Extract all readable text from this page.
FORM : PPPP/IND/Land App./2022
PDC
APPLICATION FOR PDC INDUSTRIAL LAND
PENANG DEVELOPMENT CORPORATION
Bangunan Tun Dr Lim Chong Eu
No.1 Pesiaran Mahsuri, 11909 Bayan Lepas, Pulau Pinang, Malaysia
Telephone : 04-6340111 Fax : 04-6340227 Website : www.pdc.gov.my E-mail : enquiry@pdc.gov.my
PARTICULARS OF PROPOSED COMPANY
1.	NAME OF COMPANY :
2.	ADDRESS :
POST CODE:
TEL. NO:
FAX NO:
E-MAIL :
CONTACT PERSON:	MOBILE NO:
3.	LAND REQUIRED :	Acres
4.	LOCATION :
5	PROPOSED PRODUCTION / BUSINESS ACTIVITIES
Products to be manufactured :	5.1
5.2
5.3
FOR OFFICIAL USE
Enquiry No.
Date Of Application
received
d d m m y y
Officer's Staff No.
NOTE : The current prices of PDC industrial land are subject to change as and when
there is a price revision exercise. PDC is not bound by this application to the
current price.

--------------------------------

What is required: Each record above should be repeated exactly as it appears.

Answer to the exercise:
Extract all readable text from this page.
FORM : PPPP/IND/Land App./2022
PDC
APPLICATION FOR PDC INDUSTRIAL LAND
PENANG DEVELOPMENT CORPORATION
Bangunan Tun Dr Lim Chong Eu
No.1 Pesiaran Mahsuri, 11909 Bayan Lepas, Pulau Pinang, Malaysia
Telephone : 04-6340111 Fax : 04-6340227 Website : www.pdc.gov.my E-mail : enquiry@pdc.gov.my
PARTICULARS OF PROPOSED COMPANY
1.	NAME OF COMPANY :
2.	ADDRESS :
POST CODE:
TEL. NO:
FAX NO:
E-MAIL :
CONTACT PERSON:	MOBILE NO:
3.	LAND REQUIRED :	Acres
4.	LOCATION :
5	PROPOSED PRODUCTION / BUSINESS ACTIVITIES
Products to be manufactured :	5.1
5.2
5.3
FOR OFFICIAL USE
Enquiry No.
Date Of Application
received
d d m m y y
Officer's Staff No.
NOTE : The current prices of PDC industrial land are subject to change as and when
there is a price revision exercise. PDC is not bound by this application to the
current price.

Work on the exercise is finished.